### [Brief]
Working from the entries that follow, transcribe exactly and only the lines from the one with "What does this" through the last, pictures excluded.

### [The data]
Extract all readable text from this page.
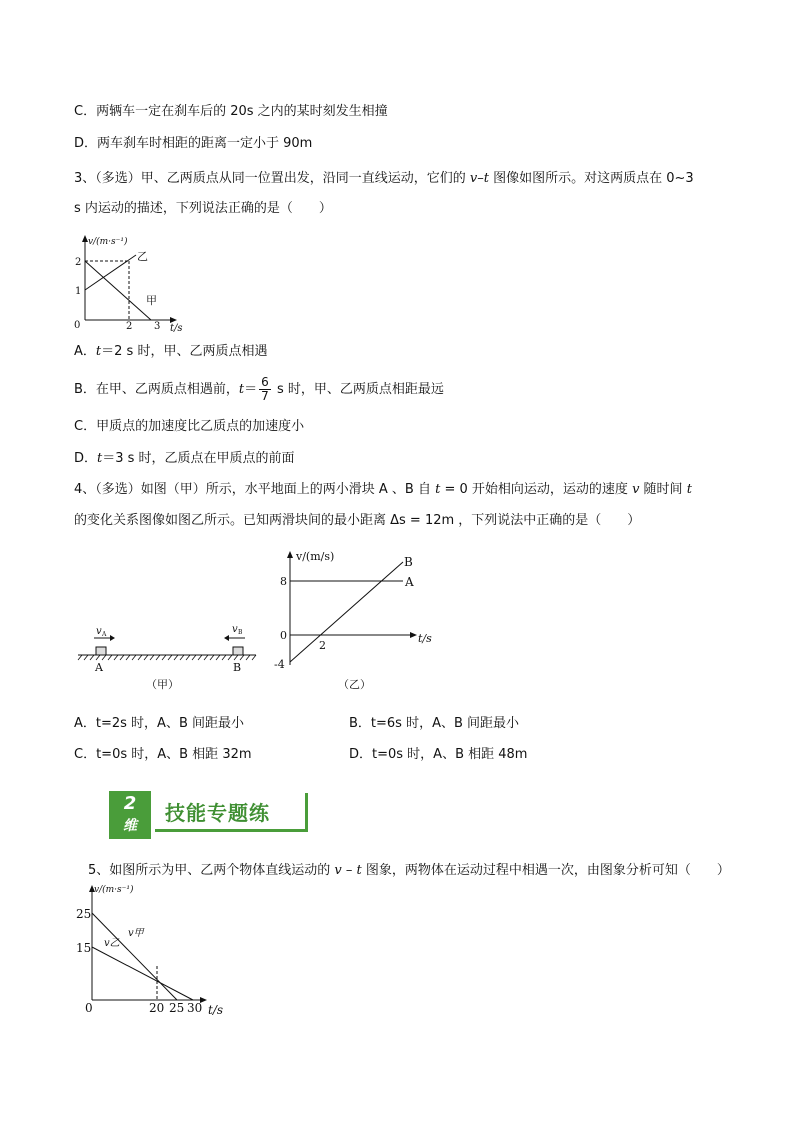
C．两辆车一定在刹车后的 20s 之内的某时刻发生相撞
D．两车刹车时相距的距离一定小于 90m
3、（多选）甲、乙两质点从同一位置出发，沿同一直线运动，它们的 v–t 图像如图所示。对这两质点在 0~3
s 内运动的描述，下列说法正确的是（　　）
v/(m·s⁻¹)
2
1
0	2 3 t/s
乙
甲
A．t＝2 s 时，甲、乙两质点相遇
B．在甲、乙两质点相遇前，$t= \frac{6}{7}$ s 时，甲、乙两质点相距最远
C．甲质点的加速度比乙质点的加速度小
D．t＝3 s 时，乙质点在甲质点的前面
4、（多选）如图（甲）所示，水平地面上的两小滑块 A 、B 自 t = 0 开始相向运动，运动的速度 v 随时间 t
的变化关系图像如图乙所示。已知两滑块间的最小距离 Δs = 12m ，下列说法中正确的是（　　）
v A	v B
A	B
（甲）
v/(m/s)
8
0
-4
2
t/s
A
B
（乙）
A．t=2s 时，A、B 间距最小	B．t=6s 时，A、B 间距最小
C．t=0s 时，A、B 相距 32m	D．t=0s 时，A、B 相距 48m
2
维
技能专题练
5、如图所示为甲、乙两个物体直线运动的 v – t 图象，两物体在运动过程中相遇一次，由图象分析可知（　　）
v/(m·s⁻¹)
25
15
0	20 25 30 t/s
v甲
v乙
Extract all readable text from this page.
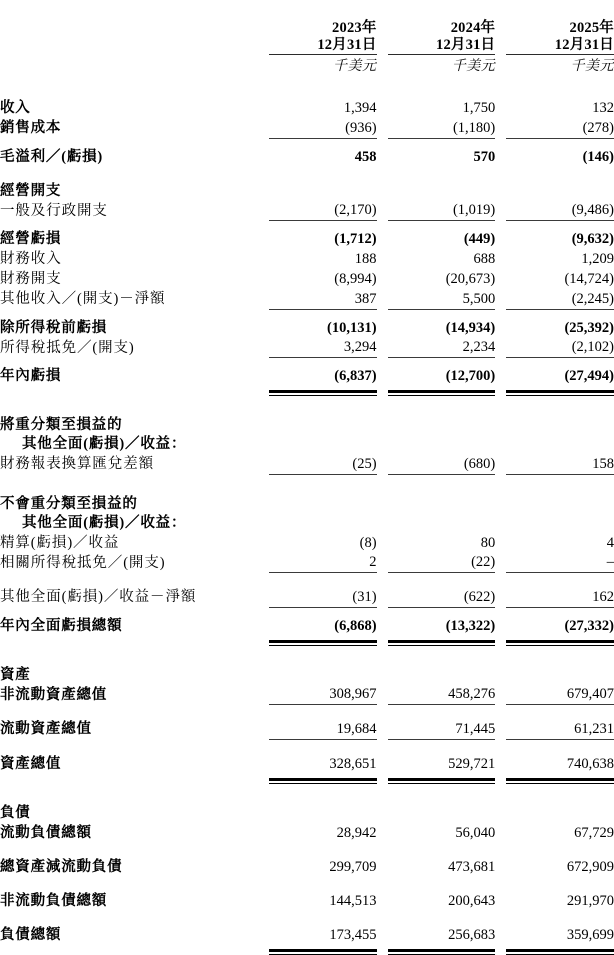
		2023年		2024年		2025年
		12月31日		12月31日		12月31日
		千美元		千美元		千美元

收入
		1,394		1,750		132

銷售成本
		(936)		(1,180)		(278)

毛溢利／(虧損)
		458		570		(146)

經營開支

一般及行政開支
		(2,170)		(1,019)		(9,486)

經營虧損
		(1,712)		(449)		(9,632)

財務收入
		188		688		1,209

財務開支
		(8,994)		(20,673)		(14,724)

其他收入／(開支)－淨額
		387		5,500		(2,245)

除所得稅前虧損
		(10,131)		(14,934)		(25,392)

所得稅抵免／(開支)
		3,294		2,234		(2,102)

年內虧損
		(6,837)		(12,700)		(27,494)

將重分類至損益的						
其他全面(虧損)／收益：						

財務報表換算匯兌差額
		(25)		(680)		158

不會重分類至損益的						
其他全面(虧損)／收益：						

精算(虧損)／收益
		(8)		80		4

相關所得稅抵免／(開支)
		2		(22)		–

其他全面(虧損)／收益－淨額
		(31)		(622)		162

年內全面虧損總額
		(6,868)		(13,322)		(27,332)

資產						

非流動資產總值
		308,967		458,276		679,407

流動資產總值
		19,684		71,445		61,231

資產總值
		328,651		529,721		740,638

負債						

流動負債總額
		28,942		56,040		67,729

總資產減流動負債
		299,709		473,681		672,909

非流動負債總額
		144,513		200,643		291,970

負債總額
		173,455		256,683		359,699
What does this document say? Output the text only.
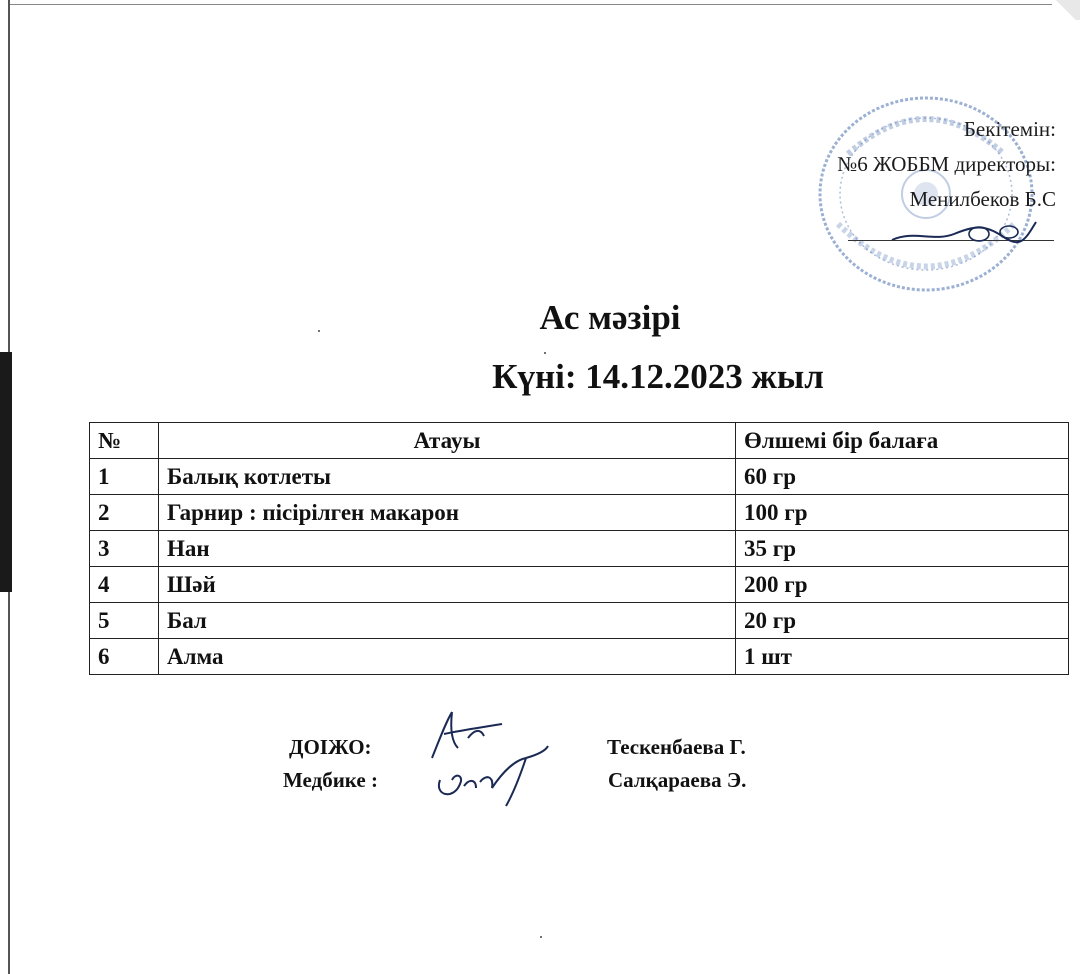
Бекітемін:
№6 ЖОББМ директоры:
Менилбеков Б.С
Ас мәзірі
Күні: 14.12.2023 жыл
№	Атауы	Өлшемі бір балаға
1	Балық котлеты	60 гр
2	Гарнир : пісірілген макарон	100 гр
3	Нан	35 гр
4	Шәй	200 гр
5	Бал	20 гр
6	Алма	1 шт
ДОІЖО:	Тескенбаева Г.
Медбике :	Салқараева Э.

### [Output for this exercise]
What does this document say? Output the text only.
Бекітемін:
№6 ЖОББМ директоры:
Менилбеков Б.С
Ас мәзірі
Күні: 14.12.2023 жыл
№	Атауы	Өлшемі бір балаға
1	Балық котлеты	60 гр
2	Гарнир : пісірілген макарон	100 гр
3	Нан	35 гр
4	Шәй	200 гр
5	Бал	20 гр
6	Алма	1 шт
ДОІЖО:	Тескенбаева Г.
Медбике :	Салқараева Э.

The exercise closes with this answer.